## Data for this task
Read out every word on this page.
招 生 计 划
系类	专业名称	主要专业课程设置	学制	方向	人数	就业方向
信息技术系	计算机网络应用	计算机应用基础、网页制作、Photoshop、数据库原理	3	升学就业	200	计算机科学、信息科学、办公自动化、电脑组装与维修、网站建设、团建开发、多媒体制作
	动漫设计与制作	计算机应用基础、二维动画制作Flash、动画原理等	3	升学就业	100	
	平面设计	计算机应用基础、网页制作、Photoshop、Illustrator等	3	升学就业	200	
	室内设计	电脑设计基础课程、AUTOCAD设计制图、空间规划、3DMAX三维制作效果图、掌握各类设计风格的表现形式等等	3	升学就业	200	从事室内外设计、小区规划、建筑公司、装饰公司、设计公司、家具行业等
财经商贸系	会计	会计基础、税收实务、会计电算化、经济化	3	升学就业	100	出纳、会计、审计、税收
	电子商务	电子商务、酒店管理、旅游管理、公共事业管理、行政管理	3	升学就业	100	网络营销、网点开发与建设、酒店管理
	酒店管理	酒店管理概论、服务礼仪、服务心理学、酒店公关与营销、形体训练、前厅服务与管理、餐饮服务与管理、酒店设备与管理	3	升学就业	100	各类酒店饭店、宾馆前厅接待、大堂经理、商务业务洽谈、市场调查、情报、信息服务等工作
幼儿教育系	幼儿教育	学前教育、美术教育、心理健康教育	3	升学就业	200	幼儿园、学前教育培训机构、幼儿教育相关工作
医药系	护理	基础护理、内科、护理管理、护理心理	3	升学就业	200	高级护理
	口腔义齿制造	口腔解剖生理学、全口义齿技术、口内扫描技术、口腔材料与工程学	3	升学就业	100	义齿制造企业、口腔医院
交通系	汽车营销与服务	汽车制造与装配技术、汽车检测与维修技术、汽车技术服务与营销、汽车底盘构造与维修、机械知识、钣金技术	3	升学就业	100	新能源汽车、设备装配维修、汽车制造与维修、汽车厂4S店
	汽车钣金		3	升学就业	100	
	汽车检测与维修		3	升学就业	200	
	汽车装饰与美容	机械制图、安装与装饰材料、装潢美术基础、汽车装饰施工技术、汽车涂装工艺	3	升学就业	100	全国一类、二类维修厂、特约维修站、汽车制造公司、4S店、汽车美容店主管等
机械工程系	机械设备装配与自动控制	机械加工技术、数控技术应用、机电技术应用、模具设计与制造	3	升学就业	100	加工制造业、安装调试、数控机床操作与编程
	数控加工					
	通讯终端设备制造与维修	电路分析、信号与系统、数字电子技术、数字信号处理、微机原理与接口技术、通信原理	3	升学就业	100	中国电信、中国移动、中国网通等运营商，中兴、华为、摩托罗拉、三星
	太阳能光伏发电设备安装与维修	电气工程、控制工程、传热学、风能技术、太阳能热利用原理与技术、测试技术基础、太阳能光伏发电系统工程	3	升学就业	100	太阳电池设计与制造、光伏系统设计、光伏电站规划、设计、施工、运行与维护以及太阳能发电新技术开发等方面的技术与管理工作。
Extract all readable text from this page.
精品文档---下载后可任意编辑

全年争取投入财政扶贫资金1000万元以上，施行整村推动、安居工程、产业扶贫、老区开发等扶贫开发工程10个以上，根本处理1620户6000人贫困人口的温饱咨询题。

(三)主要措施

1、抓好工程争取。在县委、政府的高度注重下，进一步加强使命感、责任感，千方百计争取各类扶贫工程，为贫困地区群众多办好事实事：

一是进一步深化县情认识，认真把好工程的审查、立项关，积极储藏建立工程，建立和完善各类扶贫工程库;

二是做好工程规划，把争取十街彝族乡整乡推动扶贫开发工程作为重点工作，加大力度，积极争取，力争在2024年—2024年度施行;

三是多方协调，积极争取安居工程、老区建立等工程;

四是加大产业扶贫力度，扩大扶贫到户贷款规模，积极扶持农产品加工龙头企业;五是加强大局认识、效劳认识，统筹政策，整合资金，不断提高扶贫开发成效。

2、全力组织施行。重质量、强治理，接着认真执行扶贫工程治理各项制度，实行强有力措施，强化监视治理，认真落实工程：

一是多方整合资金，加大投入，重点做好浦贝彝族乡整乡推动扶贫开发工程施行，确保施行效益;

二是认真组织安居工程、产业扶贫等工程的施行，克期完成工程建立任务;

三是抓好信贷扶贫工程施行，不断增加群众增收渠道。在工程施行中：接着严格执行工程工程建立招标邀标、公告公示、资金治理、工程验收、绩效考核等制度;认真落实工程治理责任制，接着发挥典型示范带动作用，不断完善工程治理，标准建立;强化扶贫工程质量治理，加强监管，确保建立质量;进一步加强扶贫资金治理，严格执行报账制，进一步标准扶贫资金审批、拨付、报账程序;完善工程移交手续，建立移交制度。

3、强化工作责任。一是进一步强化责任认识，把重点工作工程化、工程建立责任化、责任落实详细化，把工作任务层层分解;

## Task prompt
Answer with one number: how many lines of the entries above include the word "酒店管理".

## Task answer
2